§ SHORT EXERCISE
State how many lines in the listing below include the word "تمام". Give nothing but the number.

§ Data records
++++++++

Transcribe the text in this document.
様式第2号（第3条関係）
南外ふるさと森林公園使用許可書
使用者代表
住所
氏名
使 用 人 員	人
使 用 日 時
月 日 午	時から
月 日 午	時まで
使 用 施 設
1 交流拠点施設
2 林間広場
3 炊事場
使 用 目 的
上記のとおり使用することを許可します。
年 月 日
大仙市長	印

++++++++

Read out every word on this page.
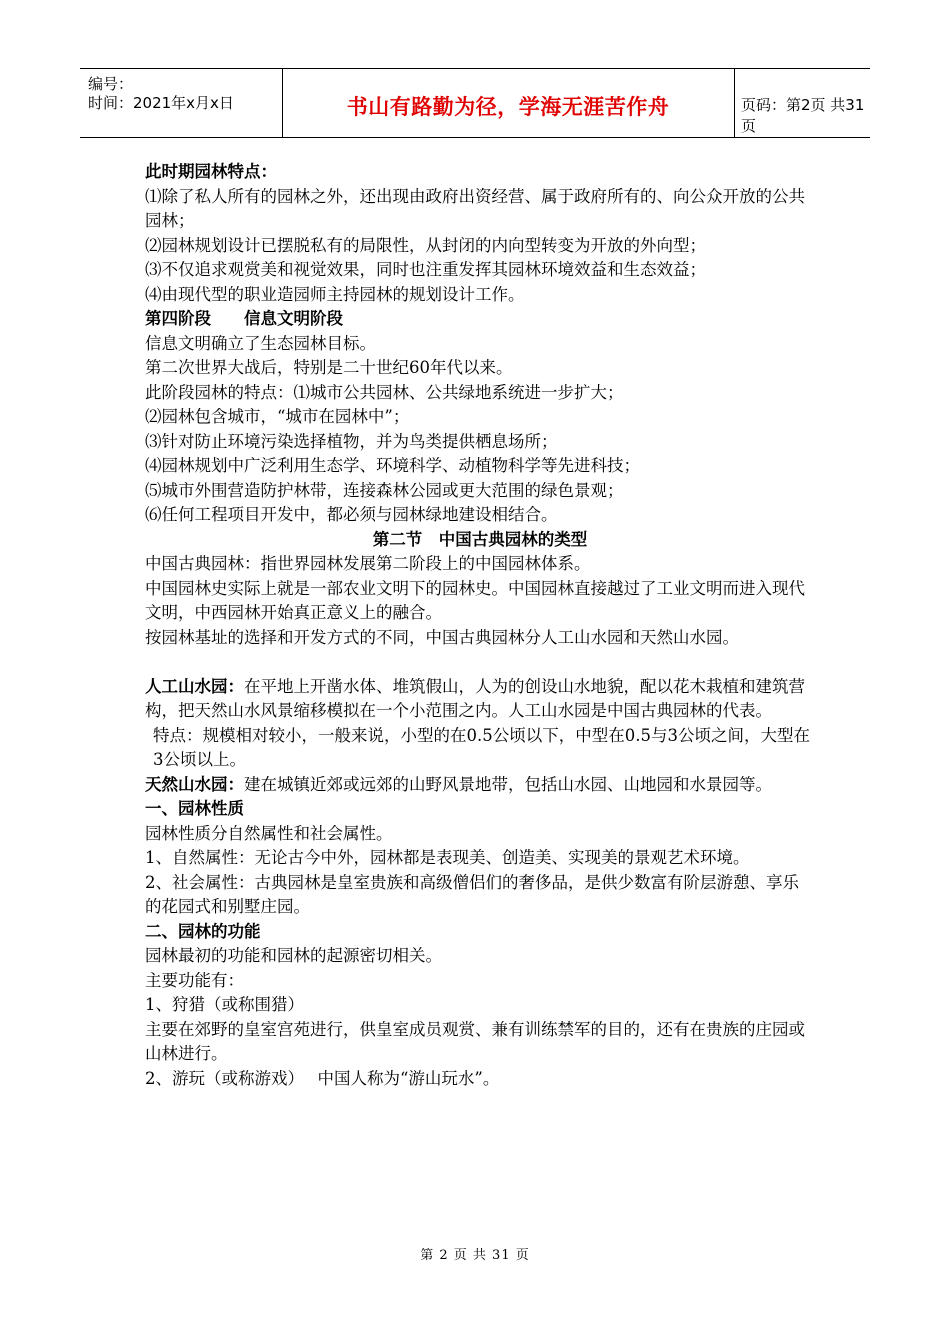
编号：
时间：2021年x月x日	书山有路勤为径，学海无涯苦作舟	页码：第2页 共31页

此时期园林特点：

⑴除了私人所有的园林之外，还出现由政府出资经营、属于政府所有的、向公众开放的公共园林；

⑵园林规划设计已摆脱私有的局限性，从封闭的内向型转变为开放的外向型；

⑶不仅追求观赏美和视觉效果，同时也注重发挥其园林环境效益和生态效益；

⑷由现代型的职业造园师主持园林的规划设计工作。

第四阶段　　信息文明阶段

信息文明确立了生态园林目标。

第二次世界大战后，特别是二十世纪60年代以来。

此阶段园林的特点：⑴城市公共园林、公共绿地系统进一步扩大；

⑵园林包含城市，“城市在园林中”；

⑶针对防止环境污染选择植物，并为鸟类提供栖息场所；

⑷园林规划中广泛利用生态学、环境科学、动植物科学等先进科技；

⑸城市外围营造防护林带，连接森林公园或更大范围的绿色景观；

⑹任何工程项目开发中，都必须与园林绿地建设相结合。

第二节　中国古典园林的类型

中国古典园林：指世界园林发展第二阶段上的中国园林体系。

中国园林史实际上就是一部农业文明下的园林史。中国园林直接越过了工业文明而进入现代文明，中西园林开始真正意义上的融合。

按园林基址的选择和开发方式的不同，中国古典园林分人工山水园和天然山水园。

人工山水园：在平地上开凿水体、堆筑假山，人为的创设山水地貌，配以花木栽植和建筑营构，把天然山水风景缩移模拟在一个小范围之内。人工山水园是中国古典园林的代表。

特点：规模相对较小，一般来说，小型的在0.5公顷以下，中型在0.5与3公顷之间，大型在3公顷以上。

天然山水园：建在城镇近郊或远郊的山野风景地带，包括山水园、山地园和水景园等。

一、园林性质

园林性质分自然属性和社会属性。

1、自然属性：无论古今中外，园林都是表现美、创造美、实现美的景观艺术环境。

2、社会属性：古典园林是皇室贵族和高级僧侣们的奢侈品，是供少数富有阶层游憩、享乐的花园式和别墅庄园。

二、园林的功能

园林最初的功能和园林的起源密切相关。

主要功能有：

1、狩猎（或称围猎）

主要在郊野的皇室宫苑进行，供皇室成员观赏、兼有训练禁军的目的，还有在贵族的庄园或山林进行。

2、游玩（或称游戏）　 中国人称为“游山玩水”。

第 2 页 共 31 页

++++++++

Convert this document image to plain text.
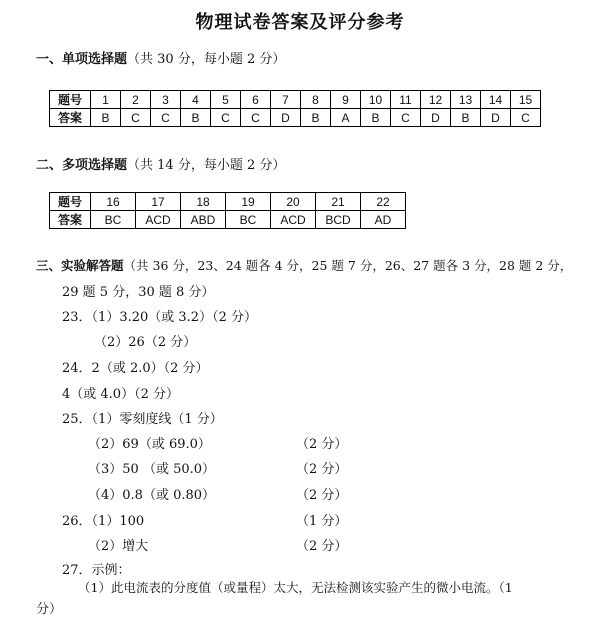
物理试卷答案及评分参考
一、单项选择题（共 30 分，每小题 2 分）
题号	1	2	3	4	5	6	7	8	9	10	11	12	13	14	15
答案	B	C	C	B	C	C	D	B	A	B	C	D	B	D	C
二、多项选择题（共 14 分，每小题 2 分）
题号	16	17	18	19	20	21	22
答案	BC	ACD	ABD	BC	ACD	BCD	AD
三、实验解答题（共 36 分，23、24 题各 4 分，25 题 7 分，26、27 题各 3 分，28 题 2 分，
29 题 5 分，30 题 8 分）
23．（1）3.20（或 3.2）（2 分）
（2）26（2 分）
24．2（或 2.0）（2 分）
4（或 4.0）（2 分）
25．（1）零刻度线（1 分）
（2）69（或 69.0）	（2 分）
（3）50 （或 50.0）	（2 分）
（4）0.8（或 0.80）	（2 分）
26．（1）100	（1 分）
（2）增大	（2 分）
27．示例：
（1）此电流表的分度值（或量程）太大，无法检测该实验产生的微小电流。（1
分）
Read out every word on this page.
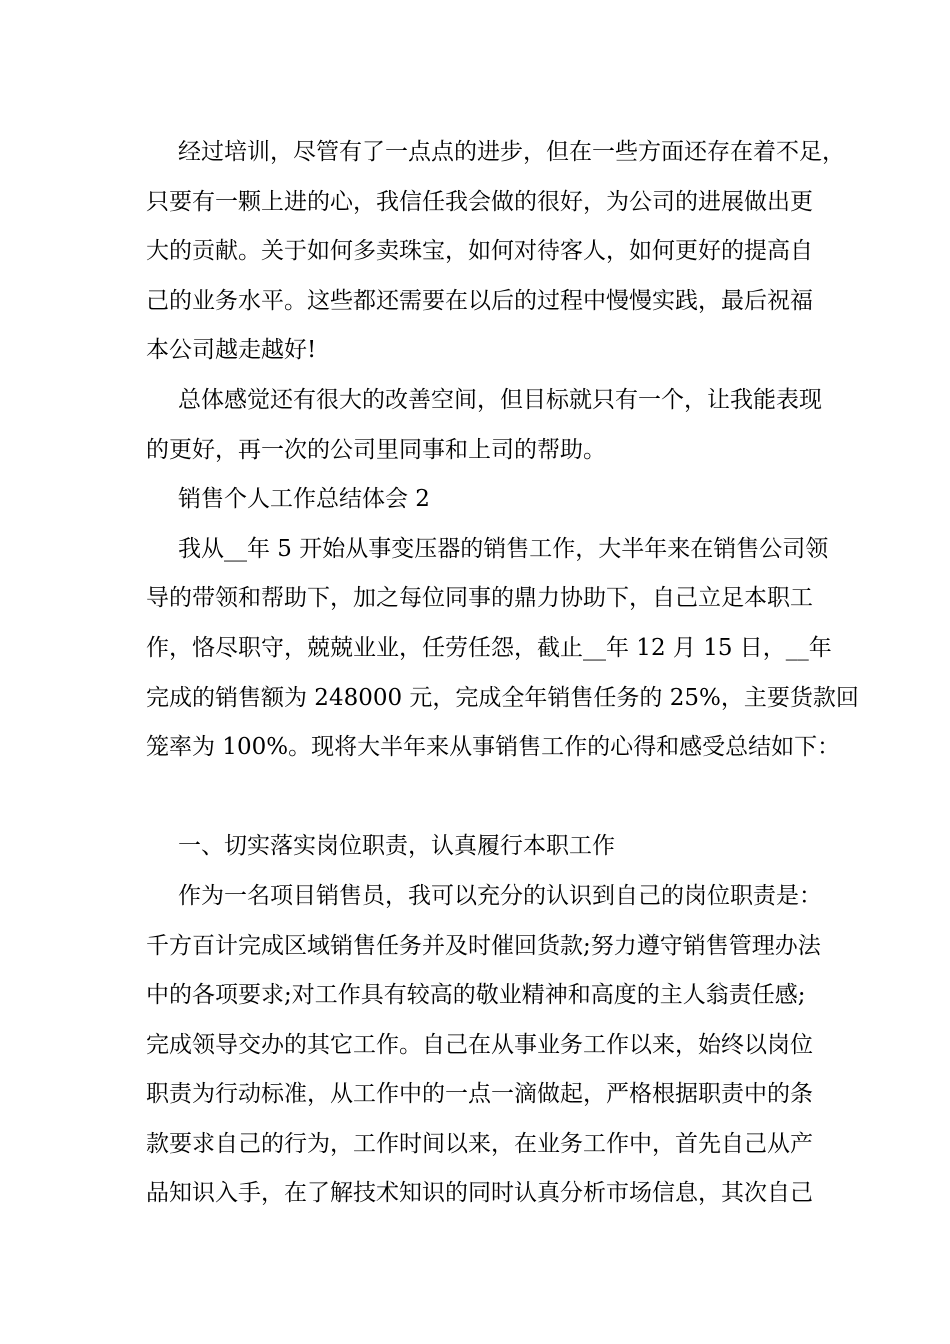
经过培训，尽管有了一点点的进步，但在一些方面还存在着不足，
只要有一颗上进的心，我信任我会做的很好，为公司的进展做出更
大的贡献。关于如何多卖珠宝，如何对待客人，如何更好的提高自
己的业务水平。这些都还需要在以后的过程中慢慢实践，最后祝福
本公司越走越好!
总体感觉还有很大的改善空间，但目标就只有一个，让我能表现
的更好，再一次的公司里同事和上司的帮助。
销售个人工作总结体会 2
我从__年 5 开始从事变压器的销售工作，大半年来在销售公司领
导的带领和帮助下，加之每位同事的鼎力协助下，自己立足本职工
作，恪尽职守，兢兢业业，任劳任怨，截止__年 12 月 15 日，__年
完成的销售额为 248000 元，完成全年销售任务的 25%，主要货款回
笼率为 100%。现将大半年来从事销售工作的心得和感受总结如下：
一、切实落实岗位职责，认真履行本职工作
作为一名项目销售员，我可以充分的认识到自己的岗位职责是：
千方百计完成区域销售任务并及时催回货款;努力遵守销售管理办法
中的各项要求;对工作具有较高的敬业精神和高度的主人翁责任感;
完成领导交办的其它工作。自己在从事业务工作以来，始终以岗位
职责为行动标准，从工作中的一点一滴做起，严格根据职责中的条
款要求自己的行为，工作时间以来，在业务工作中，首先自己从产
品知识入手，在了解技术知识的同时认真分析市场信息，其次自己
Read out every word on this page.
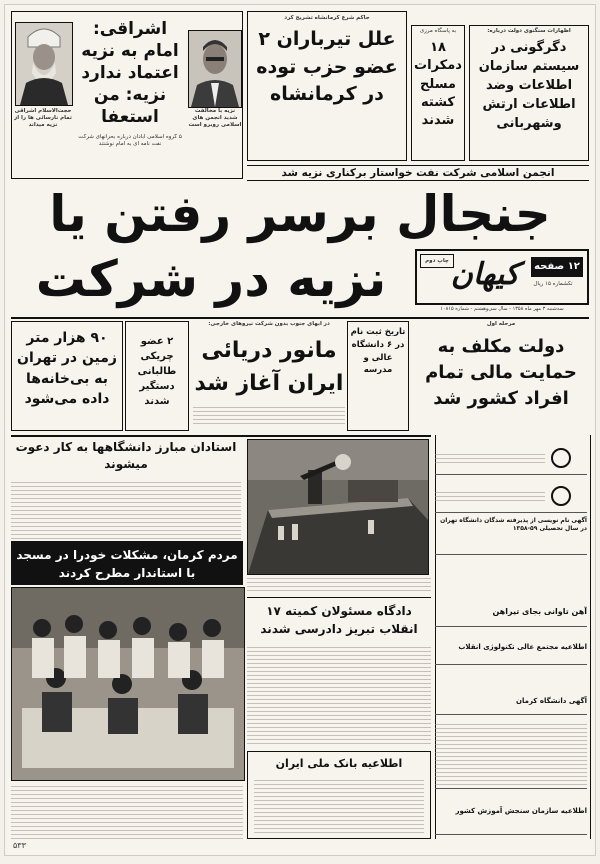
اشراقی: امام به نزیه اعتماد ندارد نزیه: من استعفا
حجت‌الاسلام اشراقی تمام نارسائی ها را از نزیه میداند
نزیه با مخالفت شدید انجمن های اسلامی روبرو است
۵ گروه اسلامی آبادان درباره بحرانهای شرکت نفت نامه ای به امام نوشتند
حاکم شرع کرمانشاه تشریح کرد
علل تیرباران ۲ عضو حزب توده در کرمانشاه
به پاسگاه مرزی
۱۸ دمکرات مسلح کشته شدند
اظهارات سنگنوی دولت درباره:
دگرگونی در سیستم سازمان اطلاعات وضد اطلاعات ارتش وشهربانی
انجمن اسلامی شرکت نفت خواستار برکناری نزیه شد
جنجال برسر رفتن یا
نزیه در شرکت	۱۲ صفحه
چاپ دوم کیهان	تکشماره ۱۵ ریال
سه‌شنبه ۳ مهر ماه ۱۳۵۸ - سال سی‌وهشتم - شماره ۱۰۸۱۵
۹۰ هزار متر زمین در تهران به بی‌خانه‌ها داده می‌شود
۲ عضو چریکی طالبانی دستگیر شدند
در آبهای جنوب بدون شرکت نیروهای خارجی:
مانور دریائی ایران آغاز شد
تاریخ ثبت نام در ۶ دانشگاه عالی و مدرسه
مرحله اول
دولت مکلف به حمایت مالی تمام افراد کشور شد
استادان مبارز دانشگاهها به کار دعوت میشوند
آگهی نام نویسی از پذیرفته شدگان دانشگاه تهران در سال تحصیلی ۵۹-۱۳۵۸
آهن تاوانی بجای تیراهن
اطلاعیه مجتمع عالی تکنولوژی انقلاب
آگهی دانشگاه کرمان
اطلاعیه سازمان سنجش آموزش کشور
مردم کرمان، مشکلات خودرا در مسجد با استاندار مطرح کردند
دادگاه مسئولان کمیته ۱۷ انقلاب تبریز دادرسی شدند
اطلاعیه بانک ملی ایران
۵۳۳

++++++++

§ FINISHED ANSWER
2